▸ What you should do
Without skipping anything, write out each record below exactly.

(Records from a dataset)

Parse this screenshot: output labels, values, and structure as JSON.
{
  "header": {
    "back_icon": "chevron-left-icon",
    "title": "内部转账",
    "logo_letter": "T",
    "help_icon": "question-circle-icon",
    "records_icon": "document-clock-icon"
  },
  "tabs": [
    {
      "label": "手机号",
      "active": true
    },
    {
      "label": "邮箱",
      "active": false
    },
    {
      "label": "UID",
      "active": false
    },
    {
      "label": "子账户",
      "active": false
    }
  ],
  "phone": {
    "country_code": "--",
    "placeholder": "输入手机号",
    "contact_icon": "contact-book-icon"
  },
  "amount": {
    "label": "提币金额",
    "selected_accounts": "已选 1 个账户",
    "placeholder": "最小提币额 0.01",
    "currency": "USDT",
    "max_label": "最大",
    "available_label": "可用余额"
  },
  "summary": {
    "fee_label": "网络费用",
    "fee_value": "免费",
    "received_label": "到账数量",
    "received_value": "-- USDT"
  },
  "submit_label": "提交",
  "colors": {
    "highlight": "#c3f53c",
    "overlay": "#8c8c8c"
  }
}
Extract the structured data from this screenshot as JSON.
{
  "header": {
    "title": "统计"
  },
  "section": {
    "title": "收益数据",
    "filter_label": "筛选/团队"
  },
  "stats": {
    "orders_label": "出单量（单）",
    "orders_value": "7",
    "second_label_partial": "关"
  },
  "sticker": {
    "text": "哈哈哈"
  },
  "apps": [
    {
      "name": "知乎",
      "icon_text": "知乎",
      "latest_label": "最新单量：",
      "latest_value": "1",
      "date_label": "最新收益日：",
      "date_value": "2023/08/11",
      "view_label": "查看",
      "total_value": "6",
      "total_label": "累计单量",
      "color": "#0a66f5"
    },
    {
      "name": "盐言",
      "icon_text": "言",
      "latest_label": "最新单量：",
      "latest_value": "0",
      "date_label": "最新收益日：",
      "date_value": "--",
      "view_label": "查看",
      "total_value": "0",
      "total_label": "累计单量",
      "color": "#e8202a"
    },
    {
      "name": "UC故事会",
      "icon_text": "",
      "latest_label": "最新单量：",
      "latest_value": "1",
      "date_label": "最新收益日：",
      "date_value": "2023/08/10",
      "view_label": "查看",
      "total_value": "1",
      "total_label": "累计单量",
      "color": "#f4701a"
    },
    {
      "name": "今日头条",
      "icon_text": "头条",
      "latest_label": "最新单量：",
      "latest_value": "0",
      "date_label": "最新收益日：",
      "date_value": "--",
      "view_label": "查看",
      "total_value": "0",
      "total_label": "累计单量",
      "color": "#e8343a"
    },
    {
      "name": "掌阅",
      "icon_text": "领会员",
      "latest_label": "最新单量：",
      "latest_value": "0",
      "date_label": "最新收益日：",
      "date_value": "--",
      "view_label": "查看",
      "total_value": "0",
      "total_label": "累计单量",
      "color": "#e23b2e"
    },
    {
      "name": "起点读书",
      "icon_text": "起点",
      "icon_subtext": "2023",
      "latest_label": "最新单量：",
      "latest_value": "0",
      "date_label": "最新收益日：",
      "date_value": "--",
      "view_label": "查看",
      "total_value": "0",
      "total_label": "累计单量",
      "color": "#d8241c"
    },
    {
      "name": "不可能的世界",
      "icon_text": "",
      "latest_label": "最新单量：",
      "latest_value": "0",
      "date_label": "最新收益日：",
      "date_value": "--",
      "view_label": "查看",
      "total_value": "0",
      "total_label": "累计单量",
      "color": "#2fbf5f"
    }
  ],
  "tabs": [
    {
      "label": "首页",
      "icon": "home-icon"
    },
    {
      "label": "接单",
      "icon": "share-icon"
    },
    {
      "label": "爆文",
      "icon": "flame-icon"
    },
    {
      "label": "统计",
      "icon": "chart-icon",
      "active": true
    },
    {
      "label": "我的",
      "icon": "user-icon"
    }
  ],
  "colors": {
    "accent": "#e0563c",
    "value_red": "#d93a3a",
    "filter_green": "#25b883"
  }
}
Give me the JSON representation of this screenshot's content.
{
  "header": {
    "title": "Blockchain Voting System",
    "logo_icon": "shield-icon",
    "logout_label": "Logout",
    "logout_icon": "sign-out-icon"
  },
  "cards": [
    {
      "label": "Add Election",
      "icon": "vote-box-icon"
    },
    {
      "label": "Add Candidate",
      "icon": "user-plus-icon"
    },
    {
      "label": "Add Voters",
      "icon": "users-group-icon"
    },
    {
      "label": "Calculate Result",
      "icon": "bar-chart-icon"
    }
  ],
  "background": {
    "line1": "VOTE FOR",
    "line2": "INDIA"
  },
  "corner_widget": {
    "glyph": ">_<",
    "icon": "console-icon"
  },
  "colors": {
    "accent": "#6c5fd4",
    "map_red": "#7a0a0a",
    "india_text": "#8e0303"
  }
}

▸ Response to this exercise
Parse this screenshot: output labels, values, and structure as JSON.
{
  "header": {
    "back_icon": "chevron-left-icon",
    "title": "内部转账",
    "logo_letter": "T",
    "help_icon": "question-circle-icon",
    "records_icon": "document-clock-icon"
  },
  "tabs": [
    {
      "label": "手机号",
      "active": true
    },
    {
      "label": "邮箱",
      "active": false
    },
    {
      "label": "UID",
      "active": false
    },
    {
      "label": "子账户",
      "active": false
    }
  ],
  "phone": {
    "country_code": "--",
    "placeholder": "输入手机号",
    "contact_icon": "contact-book-icon"
  },
  "amount": {
    "label": "提币金额",
    "selected_accounts": "已选 1 个账户",
    "placeholder": "最小提币额 0.01",
    "currency": "USDT",
    "max_label": "最大",
    "available_label": "可用余额"
  },
  "summary": {
    "fee_label": "网络费用",
    "fee_value": "免费",
    "received_label": "到账数量",
    "received_value": "-- USDT"
  },
  "submit_label": "提交",
  "colors": {
    "highlight": "#c3f53c",
    "overlay": "#8c8c8c"
  }
}
Extract the structured data from this screenshot as JSON.
{
  "header": {
    "title": "统计"
  },
  "section": {
    "title": "收益数据",
    "filter_label": "筛选/团队"
  },
  "stats": {
    "orders_label": "出单量（单）",
    "orders_value": "7",
    "second_label_partial": "关"
  },
  "sticker": {
    "text": "哈哈哈"
  },
  "apps": [
    {
      "name": "知乎",
      "icon_text": "知乎",
      "latest_label": "最新单量：",
      "latest_value": "1",
      "date_label": "最新收益日：",
      "date_value": "2023/08/11",
      "view_label": "查看",
      "total_value": "6",
      "total_label": "累计单量",
      "color": "#0a66f5"
    },
    {
      "name": "盐言",
      "icon_text": "言",
      "latest_label": "最新单量：",
      "latest_value": "0",
      "date_label": "最新收益日：",
      "date_value": "--",
      "view_label": "查看",
      "total_value": "0",
      "total_label": "累计单量",
      "color": "#e8202a"
    },
    {
      "name": "UC故事会",
      "icon_text": "",
      "latest_label": "最新单量：",
      "latest_value": "1",
      "date_label": "最新收益日：",
      "date_value": "2023/08/10",
      "view_label": "查看",
      "total_value": "1",
      "total_label": "累计单量",
      "color": "#f4701a"
    },
    {
      "name": "今日头条",
      "icon_text": "头条",
      "latest_label": "最新单量：",
      "latest_value": "0",
      "date_label": "最新收益日：",
      "date_value": "--",
      "view_label": "查看",
      "total_value": "0",
      "total_label": "累计单量",
      "color": "#e8343a"
    },
    {
      "name": "掌阅",
      "icon_text": "领会员",
      "latest_label": "最新单量：",
      "latest_value": "0",
      "date_label": "最新收益日：",
      "date_value": "--",
      "view_label": "查看",
      "total_value": "0",
      "total_label": "累计单量",
      "color": "#e23b2e"
    },
    {
      "name": "起点读书",
      "icon_text": "起点",
      "icon_subtext": "2023",
      "latest_label": "最新单量：",
      "latest_value": "0",
      "date_label": "最新收益日：",
      "date_value": "--",
      "view_label": "查看",
      "total_value": "0",
      "total_label": "累计单量",
      "color": "#d8241c"
    },
    {
      "name": "不可能的世界",
      "icon_text": "",
      "latest_label": "最新单量：",
      "latest_value": "0",
      "date_label": "最新收益日：",
      "date_value": "--",
      "view_label": "查看",
      "total_value": "0",
      "total_label": "累计单量",
      "color": "#2fbf5f"
    }
  ],
  "tabs": [
    {
      "label": "首页",
      "icon": "home-icon"
    },
    {
      "label": "接单",
      "icon": "share-icon"
    },
    {
      "label": "爆文",
      "icon": "flame-icon"
    },
    {
      "label": "统计",
      "icon": "chart-icon",
      "active": true
    },
    {
      "label": "我的",
      "icon": "user-icon"
    }
  ],
  "colors": {
    "accent": "#e0563c",
    "value_red": "#d93a3a",
    "filter_green": "#25b883"
  }
}
Give me the JSON representation of this screenshot's content.
{
  "header": {
    "title": "Blockchain Voting System",
    "logo_icon": "shield-icon",
    "logout_label": "Logout",
    "logout_icon": "sign-out-icon"
  },
  "cards": [
    {
      "label": "Add Election",
      "icon": "vote-box-icon"
    },
    {
      "label": "Add Candidate",
      "icon": "user-plus-icon"
    },
    {
      "label": "Add Voters",
      "icon": "users-group-icon"
    },
    {
      "label": "Calculate Result",
      "icon": "bar-chart-icon"
    }
  ],
  "background": {
    "line1": "VOTE FOR",
    "line2": "INDIA"
  },
  "corner_widget": {
    "glyph": ">_<",
    "icon": "console-icon"
  },
  "colors": {
    "accent": "#6c5fd4",
    "map_red": "#7a0a0a",
    "india_text": "#8e0303"
  }
}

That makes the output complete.